> **WHAT IS EXPECTED**
In the supplied text, condense the paragraph that opens "As director of propaganda for the party" into a shorter version that keeps its main facts.

> **SUPPLIED TEXT**
For this reason it is necessary that a movement should, from the sheer
 
instinct of self-preservation, close its lists to new membership the
 
moment it becomes successful. And any further increase in its
 
organization should be allowed to take place only with the most careful
 
foresight and after a painstaking sifting of those who apply for
 
membership. Only thus will it be possible to keep the kernel of the
 
movement intact and fresh and sound. Care must be taken that the conduct
 
of the movement is maintained exclusively in the hands of this original
 
nucleus. This means that the nucleus must direct the propaganda which
 
aims at securing general recognition for the movement. And the movement
 
itself, when it has secured power in its hands, must carry out all those
 
acts and measures which are necessary in order that its ideas should be
 
finally established in practice.
 
 
 
With those elements that originally made the movement, the organization
 
should occupy all the important positions that have been conquered and
 
from those elements the whole directorate should be formed. This should
 
continue until the maxims and doctrines of the party have become the
 
foundation and policy of the new State. Only then will it be permissible
 
gradually to give the reins into the hands of the Constitution of that
 
State which the spirit of the movement has created. But this usually
 
happens through a process of mutual rivalry, for here it is less a
 
question of human intelligence than of the play and effect of the forces
 
whose development may indeed be foreseen from the start but not
 
perpetually controlled.
 
 
 
All great movements, whether of a political or religious nature, owe
 
their imposing success to the recognition and adoption of those
 
principles. And no durable success is conceivable if these laws are not
 
observed.
 
 
 
As director of propaganda for the party, I took care not merely to
 
prepare the ground for the greatness of the movement in its subsequent
 
stages, but I also adopted the most radical measures against allowing
 
into the organization any other than the best material. For the more
 
radical and exciting my propaganda was, the more did it frighten weak
 
and wavering characters away, thus preventing them from entering the
 
first nucleus of our organization. Perhaps they remained followers, but
 
they did not raise their voices. On the contrary, they maintained a
 
discreet silence on the fact. Many thousands of persons then assured me
 
that they were in full agreement with us but they could not on any
 
account become members of our party. They said that the movement was so
 
radical that to take part in it as members would expose them to grave
 
censures and grave dangers, so that they would rather continue to be
 
looked upon as honest and peaceful citizens and remain aside, for the
 
time being at least, though devoted to our cause with all their hearts.
 
 
 
And that was all to the good. If all these men who in their hearts did
 
not approve of revolutionary ideas came into our movement as members at
 
that time, we should be looked upon as a pious confraternity to-day and
 
not as a young movement inspired with the spirit of combat.

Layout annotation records

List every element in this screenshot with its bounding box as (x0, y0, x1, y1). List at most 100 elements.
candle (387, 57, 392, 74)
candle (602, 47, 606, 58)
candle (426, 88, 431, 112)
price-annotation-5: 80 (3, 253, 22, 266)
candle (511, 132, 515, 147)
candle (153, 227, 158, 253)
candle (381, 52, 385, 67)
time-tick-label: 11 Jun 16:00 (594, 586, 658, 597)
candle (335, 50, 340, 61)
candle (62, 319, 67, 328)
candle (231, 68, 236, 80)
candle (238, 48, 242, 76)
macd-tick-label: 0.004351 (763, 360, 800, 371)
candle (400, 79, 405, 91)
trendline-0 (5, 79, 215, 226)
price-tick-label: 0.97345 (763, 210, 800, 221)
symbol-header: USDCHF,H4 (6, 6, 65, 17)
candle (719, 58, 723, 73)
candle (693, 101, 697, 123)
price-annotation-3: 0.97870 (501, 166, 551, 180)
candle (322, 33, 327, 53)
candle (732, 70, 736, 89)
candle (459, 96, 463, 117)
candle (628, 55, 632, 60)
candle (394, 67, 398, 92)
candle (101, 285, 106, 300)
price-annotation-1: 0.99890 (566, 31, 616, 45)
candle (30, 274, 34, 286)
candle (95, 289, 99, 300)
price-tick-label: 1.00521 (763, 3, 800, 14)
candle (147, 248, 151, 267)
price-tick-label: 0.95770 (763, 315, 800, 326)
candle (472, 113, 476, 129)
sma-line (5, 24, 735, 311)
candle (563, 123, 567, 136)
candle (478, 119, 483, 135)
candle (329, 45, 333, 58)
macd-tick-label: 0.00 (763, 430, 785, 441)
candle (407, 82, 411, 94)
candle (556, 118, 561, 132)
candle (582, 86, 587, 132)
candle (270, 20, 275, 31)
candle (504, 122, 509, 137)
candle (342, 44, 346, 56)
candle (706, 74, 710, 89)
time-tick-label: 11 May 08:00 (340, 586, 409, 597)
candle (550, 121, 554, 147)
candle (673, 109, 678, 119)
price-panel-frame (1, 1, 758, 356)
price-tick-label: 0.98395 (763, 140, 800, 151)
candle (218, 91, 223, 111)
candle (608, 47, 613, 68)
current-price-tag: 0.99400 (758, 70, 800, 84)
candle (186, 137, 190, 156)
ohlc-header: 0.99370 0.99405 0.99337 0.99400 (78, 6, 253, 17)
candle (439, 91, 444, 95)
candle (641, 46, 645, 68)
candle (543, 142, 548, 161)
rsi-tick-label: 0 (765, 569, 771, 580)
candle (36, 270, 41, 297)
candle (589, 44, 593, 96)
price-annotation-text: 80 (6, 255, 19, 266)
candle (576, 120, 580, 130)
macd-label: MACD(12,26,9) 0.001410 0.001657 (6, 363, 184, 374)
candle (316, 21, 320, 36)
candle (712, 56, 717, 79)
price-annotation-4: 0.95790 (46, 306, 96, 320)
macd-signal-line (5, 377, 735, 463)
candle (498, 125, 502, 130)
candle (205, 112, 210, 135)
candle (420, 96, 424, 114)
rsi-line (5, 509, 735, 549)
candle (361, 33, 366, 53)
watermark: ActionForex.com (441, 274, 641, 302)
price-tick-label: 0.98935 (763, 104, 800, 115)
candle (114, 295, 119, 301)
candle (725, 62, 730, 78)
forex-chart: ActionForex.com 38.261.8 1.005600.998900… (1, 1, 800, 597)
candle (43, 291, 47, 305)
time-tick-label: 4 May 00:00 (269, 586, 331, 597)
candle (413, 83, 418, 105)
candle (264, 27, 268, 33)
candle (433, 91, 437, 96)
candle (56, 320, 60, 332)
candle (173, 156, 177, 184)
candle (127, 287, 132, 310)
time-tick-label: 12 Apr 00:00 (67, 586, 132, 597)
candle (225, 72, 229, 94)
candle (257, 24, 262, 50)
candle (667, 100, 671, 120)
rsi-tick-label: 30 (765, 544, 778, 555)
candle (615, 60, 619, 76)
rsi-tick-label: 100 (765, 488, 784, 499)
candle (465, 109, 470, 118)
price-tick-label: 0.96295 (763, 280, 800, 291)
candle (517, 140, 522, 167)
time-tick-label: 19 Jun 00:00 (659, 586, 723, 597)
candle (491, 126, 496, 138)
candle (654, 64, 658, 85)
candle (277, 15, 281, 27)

> **FINISHED TASK**
As the party's director of propaganda, the writer prepared the ground for the movement's later growth and took radical steps to admit only the best material into the organization. The more radical and exciting the propaganda was, the more it frightened off weak and wavering characters and kept them out of the first nucleus. They may have remained silent followers. Many thousands said they fully agreed but could not become members. They said the movement was so radical that joining would expose them to grave censure and danger. They preferred to be seen as honest, peaceful citizens and stay aside, at least for the time being, while devoted to the cause at heart.